Stated goal
Reproduce every entry below precisely. Pictures are excluded from the copy.

Stored records
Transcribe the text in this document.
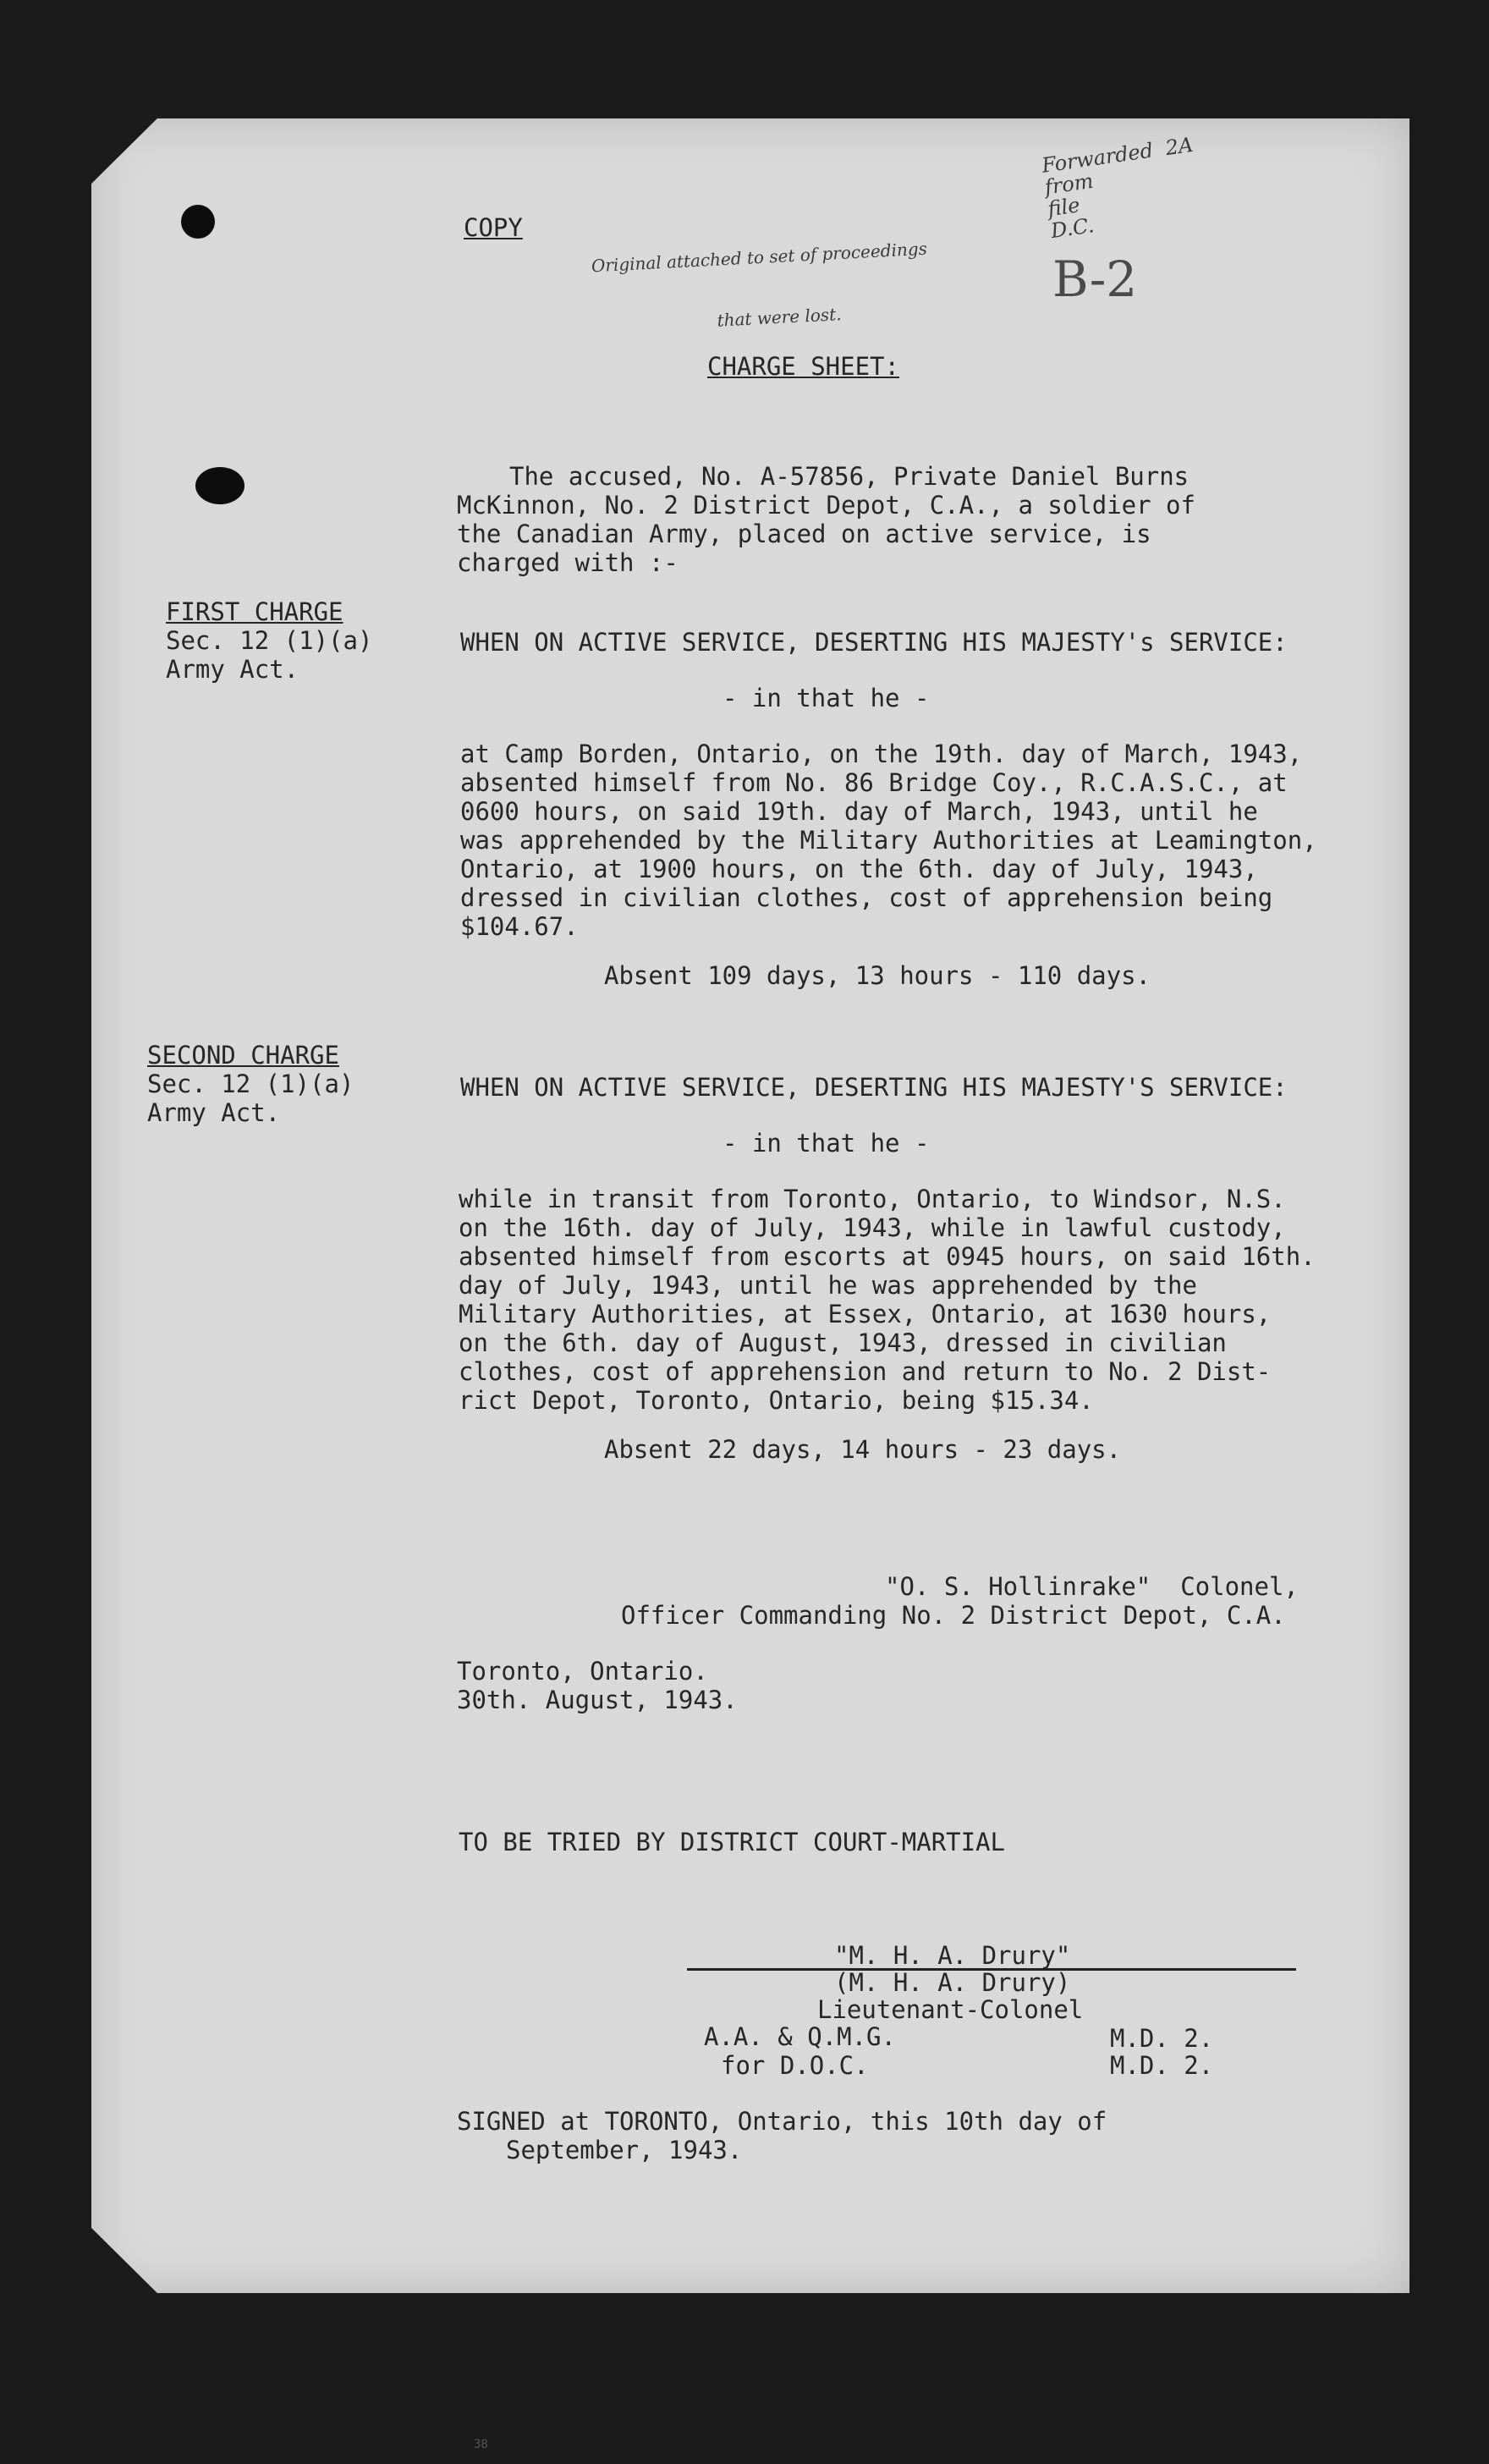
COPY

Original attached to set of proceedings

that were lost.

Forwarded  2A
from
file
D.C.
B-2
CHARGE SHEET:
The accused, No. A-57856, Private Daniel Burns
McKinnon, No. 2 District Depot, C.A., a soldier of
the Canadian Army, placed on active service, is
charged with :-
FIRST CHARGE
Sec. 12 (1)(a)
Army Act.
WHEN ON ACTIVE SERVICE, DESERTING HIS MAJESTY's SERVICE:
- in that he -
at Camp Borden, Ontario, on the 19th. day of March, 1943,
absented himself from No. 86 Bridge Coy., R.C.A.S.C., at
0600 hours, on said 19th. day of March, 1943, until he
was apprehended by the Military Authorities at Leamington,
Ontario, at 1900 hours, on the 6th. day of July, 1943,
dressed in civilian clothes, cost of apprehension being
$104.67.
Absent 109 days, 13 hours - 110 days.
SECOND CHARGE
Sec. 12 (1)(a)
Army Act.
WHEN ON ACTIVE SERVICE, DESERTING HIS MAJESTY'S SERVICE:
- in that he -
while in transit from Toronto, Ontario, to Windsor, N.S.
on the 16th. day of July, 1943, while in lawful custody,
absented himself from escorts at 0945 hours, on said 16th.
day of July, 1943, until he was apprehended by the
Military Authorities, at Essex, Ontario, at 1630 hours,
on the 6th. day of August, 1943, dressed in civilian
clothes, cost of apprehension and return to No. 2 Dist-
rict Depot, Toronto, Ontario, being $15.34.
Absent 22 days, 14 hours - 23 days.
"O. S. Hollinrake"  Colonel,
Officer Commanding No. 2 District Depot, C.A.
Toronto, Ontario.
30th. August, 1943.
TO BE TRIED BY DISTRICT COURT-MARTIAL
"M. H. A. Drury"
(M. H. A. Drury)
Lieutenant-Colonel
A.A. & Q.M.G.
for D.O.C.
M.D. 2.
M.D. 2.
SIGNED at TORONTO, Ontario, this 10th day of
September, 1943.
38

Output below
Transcribe the text in this document.
COPY

Original attached to set of proceedings

that were lost.

Forwarded  2A
from
file
D.C.
B-2
CHARGE SHEET:
The accused, No. A-57856, Private Daniel Burns
McKinnon, No. 2 District Depot, C.A., a soldier of
the Canadian Army, placed on active service, is
charged with :-
FIRST CHARGE
Sec. 12 (1)(a)
Army Act.
WHEN ON ACTIVE SERVICE, DESERTING HIS MAJESTY's SERVICE:
- in that he -
at Camp Borden, Ontario, on the 19th. day of March, 1943,
absented himself from No. 86 Bridge Coy., R.C.A.S.C., at
0600 hours, on said 19th. day of March, 1943, until he
was apprehended by the Military Authorities at Leamington,
Ontario, at 1900 hours, on the 6th. day of July, 1943,
dressed in civilian clothes, cost of apprehension being
$104.67.
Absent 109 days, 13 hours - 110 days.
SECOND CHARGE
Sec. 12 (1)(a)
Army Act.
WHEN ON ACTIVE SERVICE, DESERTING HIS MAJESTY'S SERVICE:
- in that he -
while in transit from Toronto, Ontario, to Windsor, N.S.
on the 16th. day of July, 1943, while in lawful custody,
absented himself from escorts at 0945 hours, on said 16th.
day of July, 1943, until he was apprehended by the
Military Authorities, at Essex, Ontario, at 1630 hours,
on the 6th. day of August, 1943, dressed in civilian
clothes, cost of apprehension and return to No. 2 Dist-
rict Depot, Toronto, Ontario, being $15.34.
Absent 22 days, 14 hours - 23 days.
"O. S. Hollinrake"  Colonel,
Officer Commanding No. 2 District Depot, C.A.
Toronto, Ontario.
30th. August, 1943.
TO BE TRIED BY DISTRICT COURT-MARTIAL
"M. H. A. Drury"
(M. H. A. Drury)
Lieutenant-Colonel
A.A. & Q.M.G.
for D.O.C.
M.D. 2.
M.D. 2.
SIGNED at TORONTO, Ontario, this 10th day of
September, 1943.
38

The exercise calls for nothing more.